What needs to be done - For this exercise, copy out each line of the material below that includes "been".

## Start Supplied material

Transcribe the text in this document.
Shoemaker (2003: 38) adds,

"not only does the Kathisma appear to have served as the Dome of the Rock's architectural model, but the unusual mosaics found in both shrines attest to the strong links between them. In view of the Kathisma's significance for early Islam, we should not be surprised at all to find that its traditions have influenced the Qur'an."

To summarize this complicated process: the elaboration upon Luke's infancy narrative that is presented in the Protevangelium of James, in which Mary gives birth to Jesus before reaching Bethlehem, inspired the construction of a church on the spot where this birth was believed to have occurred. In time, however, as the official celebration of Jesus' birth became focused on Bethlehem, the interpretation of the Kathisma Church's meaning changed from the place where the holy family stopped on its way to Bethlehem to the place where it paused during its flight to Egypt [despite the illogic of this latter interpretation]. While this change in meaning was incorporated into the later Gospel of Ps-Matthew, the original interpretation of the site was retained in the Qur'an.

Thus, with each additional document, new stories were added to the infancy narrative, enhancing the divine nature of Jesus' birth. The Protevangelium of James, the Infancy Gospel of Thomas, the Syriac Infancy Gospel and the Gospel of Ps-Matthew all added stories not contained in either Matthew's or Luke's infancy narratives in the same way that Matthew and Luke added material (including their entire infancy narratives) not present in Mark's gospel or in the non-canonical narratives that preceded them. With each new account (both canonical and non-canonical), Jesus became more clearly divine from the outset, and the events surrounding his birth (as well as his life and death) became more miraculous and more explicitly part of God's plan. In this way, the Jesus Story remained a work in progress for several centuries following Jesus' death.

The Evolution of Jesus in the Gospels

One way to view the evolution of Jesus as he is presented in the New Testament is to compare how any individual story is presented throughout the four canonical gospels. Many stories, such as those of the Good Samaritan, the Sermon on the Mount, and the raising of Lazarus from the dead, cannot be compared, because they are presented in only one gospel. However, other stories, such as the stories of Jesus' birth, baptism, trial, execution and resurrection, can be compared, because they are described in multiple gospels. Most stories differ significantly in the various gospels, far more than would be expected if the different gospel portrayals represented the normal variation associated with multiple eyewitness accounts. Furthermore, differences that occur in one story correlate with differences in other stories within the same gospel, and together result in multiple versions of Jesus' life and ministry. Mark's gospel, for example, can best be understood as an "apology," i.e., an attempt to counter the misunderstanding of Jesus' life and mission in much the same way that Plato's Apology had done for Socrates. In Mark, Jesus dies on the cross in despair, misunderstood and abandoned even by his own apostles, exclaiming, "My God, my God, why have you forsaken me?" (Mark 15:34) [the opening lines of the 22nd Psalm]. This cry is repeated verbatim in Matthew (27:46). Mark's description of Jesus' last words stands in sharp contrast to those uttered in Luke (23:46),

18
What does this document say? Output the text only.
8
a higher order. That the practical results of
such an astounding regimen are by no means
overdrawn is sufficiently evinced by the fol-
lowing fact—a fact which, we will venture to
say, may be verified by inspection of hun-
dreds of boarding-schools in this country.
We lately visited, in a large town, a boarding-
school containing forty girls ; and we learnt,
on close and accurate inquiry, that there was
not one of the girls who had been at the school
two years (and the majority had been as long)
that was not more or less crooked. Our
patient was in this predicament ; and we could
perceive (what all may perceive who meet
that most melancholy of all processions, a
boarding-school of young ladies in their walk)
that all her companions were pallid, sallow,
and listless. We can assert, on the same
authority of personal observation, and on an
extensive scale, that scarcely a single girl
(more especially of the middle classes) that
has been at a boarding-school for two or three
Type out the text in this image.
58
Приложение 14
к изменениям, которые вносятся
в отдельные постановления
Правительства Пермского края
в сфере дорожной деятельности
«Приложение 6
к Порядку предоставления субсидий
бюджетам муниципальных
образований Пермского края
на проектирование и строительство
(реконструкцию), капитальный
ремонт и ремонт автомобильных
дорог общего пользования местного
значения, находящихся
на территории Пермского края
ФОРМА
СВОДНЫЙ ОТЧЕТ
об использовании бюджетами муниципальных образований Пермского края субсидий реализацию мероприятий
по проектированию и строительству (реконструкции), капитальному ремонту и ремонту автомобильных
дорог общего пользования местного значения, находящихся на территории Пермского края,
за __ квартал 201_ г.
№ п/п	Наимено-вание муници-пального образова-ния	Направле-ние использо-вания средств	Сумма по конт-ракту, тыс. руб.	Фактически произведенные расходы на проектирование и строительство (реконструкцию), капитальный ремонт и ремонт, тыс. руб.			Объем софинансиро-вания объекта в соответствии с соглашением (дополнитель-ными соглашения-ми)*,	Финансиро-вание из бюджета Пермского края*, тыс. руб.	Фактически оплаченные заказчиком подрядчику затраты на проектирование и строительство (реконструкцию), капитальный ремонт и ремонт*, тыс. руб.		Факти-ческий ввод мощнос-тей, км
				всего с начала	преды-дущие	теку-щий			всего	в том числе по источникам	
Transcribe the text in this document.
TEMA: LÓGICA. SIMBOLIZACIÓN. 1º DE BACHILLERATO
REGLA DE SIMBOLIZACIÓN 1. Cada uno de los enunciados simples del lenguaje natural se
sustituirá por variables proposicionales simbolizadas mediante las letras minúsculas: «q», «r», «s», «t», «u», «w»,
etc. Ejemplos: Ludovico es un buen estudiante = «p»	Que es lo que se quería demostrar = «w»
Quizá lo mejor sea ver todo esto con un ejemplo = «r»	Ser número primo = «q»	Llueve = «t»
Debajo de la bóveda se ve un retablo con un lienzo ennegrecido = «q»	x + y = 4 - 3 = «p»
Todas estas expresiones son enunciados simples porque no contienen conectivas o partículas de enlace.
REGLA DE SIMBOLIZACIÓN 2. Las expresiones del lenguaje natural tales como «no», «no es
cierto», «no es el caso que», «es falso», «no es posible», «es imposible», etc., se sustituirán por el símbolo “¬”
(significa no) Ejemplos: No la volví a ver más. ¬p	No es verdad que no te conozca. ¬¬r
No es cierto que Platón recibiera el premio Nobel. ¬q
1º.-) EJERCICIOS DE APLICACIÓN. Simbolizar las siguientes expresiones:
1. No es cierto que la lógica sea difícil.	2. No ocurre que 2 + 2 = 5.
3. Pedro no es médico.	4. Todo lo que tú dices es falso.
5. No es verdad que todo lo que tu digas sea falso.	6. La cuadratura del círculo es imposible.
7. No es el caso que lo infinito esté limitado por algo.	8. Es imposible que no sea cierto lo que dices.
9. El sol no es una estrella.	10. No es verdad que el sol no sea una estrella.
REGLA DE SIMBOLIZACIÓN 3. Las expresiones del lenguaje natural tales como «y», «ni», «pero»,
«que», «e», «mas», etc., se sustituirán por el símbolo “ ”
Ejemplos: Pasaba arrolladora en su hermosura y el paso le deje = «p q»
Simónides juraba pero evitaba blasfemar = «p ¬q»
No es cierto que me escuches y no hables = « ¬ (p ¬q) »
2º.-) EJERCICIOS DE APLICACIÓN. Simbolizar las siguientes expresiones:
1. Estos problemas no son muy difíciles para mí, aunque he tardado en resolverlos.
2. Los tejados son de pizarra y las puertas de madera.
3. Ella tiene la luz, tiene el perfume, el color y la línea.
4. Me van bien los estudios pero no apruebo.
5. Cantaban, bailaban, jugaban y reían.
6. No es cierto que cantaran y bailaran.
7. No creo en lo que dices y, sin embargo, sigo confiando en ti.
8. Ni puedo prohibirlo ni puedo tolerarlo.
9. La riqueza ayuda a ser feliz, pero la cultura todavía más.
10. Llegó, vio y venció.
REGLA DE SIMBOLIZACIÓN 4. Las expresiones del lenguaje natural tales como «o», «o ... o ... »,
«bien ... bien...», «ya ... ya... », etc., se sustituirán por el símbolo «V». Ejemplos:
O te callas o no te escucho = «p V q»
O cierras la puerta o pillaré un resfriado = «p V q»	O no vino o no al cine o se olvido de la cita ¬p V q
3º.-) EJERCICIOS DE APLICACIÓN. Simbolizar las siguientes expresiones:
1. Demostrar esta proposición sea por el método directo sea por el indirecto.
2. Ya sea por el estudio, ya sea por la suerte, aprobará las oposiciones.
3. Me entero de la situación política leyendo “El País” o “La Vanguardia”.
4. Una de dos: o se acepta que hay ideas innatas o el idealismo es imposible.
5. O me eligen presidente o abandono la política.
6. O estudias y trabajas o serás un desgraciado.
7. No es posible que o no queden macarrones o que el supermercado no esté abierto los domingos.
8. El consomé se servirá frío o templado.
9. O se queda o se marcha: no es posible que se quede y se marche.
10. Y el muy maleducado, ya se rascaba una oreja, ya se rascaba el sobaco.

## End Supplied material

Complete answer -
not one of the girls who had been at the school
two years (and the majority had been as long)
has been at a boarding-school for two or three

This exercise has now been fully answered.